→ Objective
From the entries below, gather every line containing the string "name".

Data entries
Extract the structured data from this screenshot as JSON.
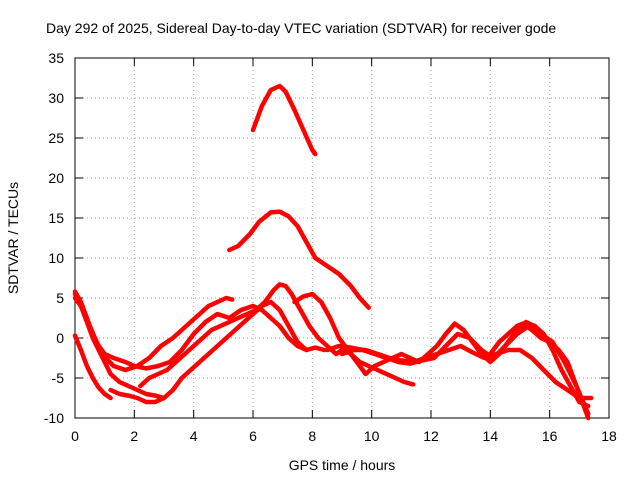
{
  "chart_data": {
    "type": "line",
    "title": "Day 292 of 2025, Sidereal Day-to-day VTEC variation (SDTVAR) for receiver gode",
    "xlabel": "GPS time / hours",
    "ylabel": "SDTVAR / TECUs",
    "xlim": [
      0,
      18
    ],
    "ylim": [
      -10,
      35
    ],
    "xticks": [
      0,
      2,
      4,
      6,
      8,
      10,
      12,
      14,
      16,
      18
    ],
    "yticks": [
      -10,
      -5,
      0,
      5,
      10,
      15,
      20,
      25,
      30,
      35
    ],
    "grid": true,
    "color": "#ff0000",
    "series": [
      {
        "name": "arc-1",
        "x": [
          6.0,
          6.3,
          6.6,
          6.9,
          7.1,
          7.4,
          7.7,
          8.0,
          8.1
        ],
        "y": [
          26,
          29,
          31,
          31.5,
          30.8,
          28.5,
          26,
          23.5,
          23
        ]
      },
      {
        "name": "arc-2",
        "x": [
          5.2,
          5.5,
          5.9,
          6.2,
          6.6,
          6.9,
          7.2,
          7.5,
          7.8,
          8.1,
          8.5,
          8.9,
          9.3,
          9.6,
          9.9
        ],
        "y": [
          11,
          11.5,
          13,
          14.5,
          15.7,
          15.8,
          15.2,
          14,
          12,
          10,
          9,
          8,
          6.5,
          5,
          3.8
        ]
      },
      {
        "name": "arc-3",
        "x": [
          0.0,
          0.2,
          0.4,
          0.6,
          0.8,
          1.0,
          1.3,
          1.7,
          2.0,
          2.4,
          2.8,
          3.2,
          3.6,
          4.0,
          4.4,
          4.8,
          5.2,
          5.6,
          6.0,
          6.3,
          6.6,
          6.9,
          7.2,
          7.5,
          7.8,
          8.1,
          8.4
        ],
        "y": [
          5.8,
          4.5,
          2.5,
          0.5,
          -1,
          -2,
          -2.5,
          -3,
          -3.5,
          -3.8,
          -3.5,
          -3,
          -1.5,
          0.5,
          2,
          3,
          2.5,
          3.5,
          4,
          3.5,
          2.5,
          1.5,
          0,
          -1,
          -1.5,
          -1.2,
          -1.5
        ]
      },
      {
        "name": "arc-4",
        "x": [
          0.0,
          0.2,
          0.5,
          0.9,
          1.3,
          1.7,
          2.1,
          2.5,
          2.9,
          3.3,
          3.6,
          3.9,
          4.2,
          4.5,
          4.8,
          5.1,
          5.3
        ],
        "y": [
          5.5,
          4,
          1.5,
          -2,
          -3.5,
          -4,
          -3.5,
          -2.5,
          -1,
          0,
          1,
          2,
          3,
          4,
          4.5,
          5,
          4.8
        ]
      },
      {
        "name": "arc-5",
        "x": [
          0.0,
          0.2,
          0.4,
          0.6,
          0.8,
          1.0,
          1.2,
          1.5,
          1.8,
          2.1,
          2.4,
          2.7,
          3.0
        ],
        "y": [
          5,
          4,
          2,
          0,
          -1.5,
          -3,
          -4.5,
          -5.5,
          -6,
          -6.5,
          -7,
          -7.2,
          -7.5
        ]
      },
      {
        "name": "arc-6",
        "x": [
          0.0,
          0.2,
          0.4,
          0.6,
          0.8,
          1.0,
          1.2
        ],
        "y": [
          0.3,
          -1.5,
          -3.5,
          -5,
          -6.2,
          -7,
          -7.5
        ]
      },
      {
        "name": "arc-7",
        "x": [
          1.2,
          1.5,
          1.8,
          2.1,
          2.4,
          2.7,
          3.0,
          3.3,
          3.6,
          3.9,
          4.2,
          4.5,
          4.8,
          5.1,
          5.4,
          5.7,
          6.0,
          6.3,
          6.6,
          6.9,
          7.2,
          7.5,
          7.8
        ],
        "y": [
          -6.5,
          -7,
          -7.2,
          -7.5,
          -8,
          -8,
          -7.5,
          -6.5,
          -5,
          -4,
          -3,
          -2,
          -1,
          0,
          1,
          2,
          3,
          4,
          4.5,
          3.5,
          1.5,
          -0.5,
          -1.5
        ]
      },
      {
        "name": "arc-8",
        "x": [
          2.2,
          2.5,
          2.8,
          3.1,
          3.4,
          3.7,
          4.0,
          4.3,
          4.6,
          4.9,
          5.2,
          5.5,
          5.8,
          6.1,
          6.4,
          6.7,
          6.9,
          7.1,
          7.3,
          7.6,
          7.9,
          8.2,
          8.5,
          8.8,
          9.0,
          9.3,
          9.6,
          9.9,
          10.2,
          10.5,
          10.8,
          11.1,
          11.4
        ],
        "y": [
          -6,
          -5,
          -4.5,
          -4,
          -3,
          -2,
          -1,
          0,
          1,
          1.5,
          2,
          2.5,
          3,
          3.5,
          4.5,
          6,
          6.7,
          6.5,
          5.5,
          3.5,
          1.5,
          0,
          -1,
          -2,
          -1.5,
          -2,
          -3,
          -3.5,
          -4,
          -4.5,
          -5,
          -5.5,
          -5.8
        ]
      },
      {
        "name": "arc-9",
        "x": [
          7.4,
          7.7,
          8.0,
          8.3,
          8.6,
          8.9,
          9.2,
          9.5,
          9.8,
          10.1,
          10.4,
          10.7,
          11.0,
          11.3,
          11.6,
          11.9,
          12.2,
          12.5,
          12.8,
          13.1,
          13.4,
          13.7,
          14.0,
          14.3,
          14.6,
          14.9,
          15.2,
          15.5,
          15.8,
          16.1,
          16.4,
          16.7,
          17.0,
          17.3
        ],
        "y": [
          4.5,
          5.2,
          5.5,
          4.5,
          2.5,
          0,
          -1.5,
          -3,
          -4.5,
          -3.5,
          -3,
          -2.5,
          -2,
          -2.5,
          -3,
          -2,
          -1,
          0.5,
          1.8,
          1,
          -0.5,
          -2,
          -3,
          -2,
          -0.5,
          1,
          2,
          1.5,
          0.5,
          -1.5,
          -4,
          -6,
          -8,
          -8.5
        ]
      },
      {
        "name": "arc-10",
        "x": [
          9.0,
          9.4,
          9.8,
          10.2,
          10.6,
          11.0,
          11.4,
          11.8,
          12.2,
          12.6,
          13.0,
          13.4,
          13.8,
          14.2,
          14.6,
          15.0,
          15.4,
          15.8,
          16.2,
          16.6,
          17.0,
          17.4
        ],
        "y": [
          -2,
          -1.5,
          -1.5,
          -2,
          -2.5,
          -2.8,
          -3,
          -2.5,
          -2,
          -1.5,
          -1,
          -1.8,
          -2.5,
          -2,
          -1.5,
          -1.5,
          -2.5,
          -4,
          -5.5,
          -6.5,
          -7.5,
          -7.5
        ]
      },
      {
        "name": "arc-11",
        "x": [
          8.5,
          8.9,
          9.3,
          9.7,
          10.1,
          10.5,
          10.9,
          11.3,
          11.7,
          12.1,
          12.5,
          12.9,
          13.3,
          13.7,
          14.1,
          14.5,
          14.9,
          15.3,
          15.7,
          16.1,
          16.5,
          16.9,
          17.3
        ],
        "y": [
          -1.5,
          -1,
          -1.2,
          -1.5,
          -2,
          -2.5,
          -3,
          -3.2,
          -2.8,
          -2.5,
          -1,
          0.5,
          0,
          -1.5,
          -2.5,
          -1,
          0.5,
          1.5,
          0.5,
          -0.5,
          -3,
          -6,
          -9.5
        ]
      },
      {
        "name": "arc-12",
        "x": [
          14.0,
          14.3,
          14.6,
          14.9,
          15.1,
          15.4,
          15.7,
          16.0,
          16.3,
          16.6,
          16.9,
          17.1,
          17.3
        ],
        "y": [
          -2,
          -0.5,
          0.5,
          1.5,
          1.8,
          1,
          0,
          -0.5,
          -1.5,
          -3,
          -6,
          -8,
          -10
        ]
      }
    ]
  }
}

→ Written response
        "name": "arc-1",
        "name": "arc-2",
        "name": "arc-3",
        "name": "arc-4",
        "name": "arc-5",
        "name": "arc-6",
        "name": "arc-7",
        "name": "arc-8",
        "name": "arc-9",
        "name": "arc-10",
        "name": "arc-11",
        "name": "arc-12",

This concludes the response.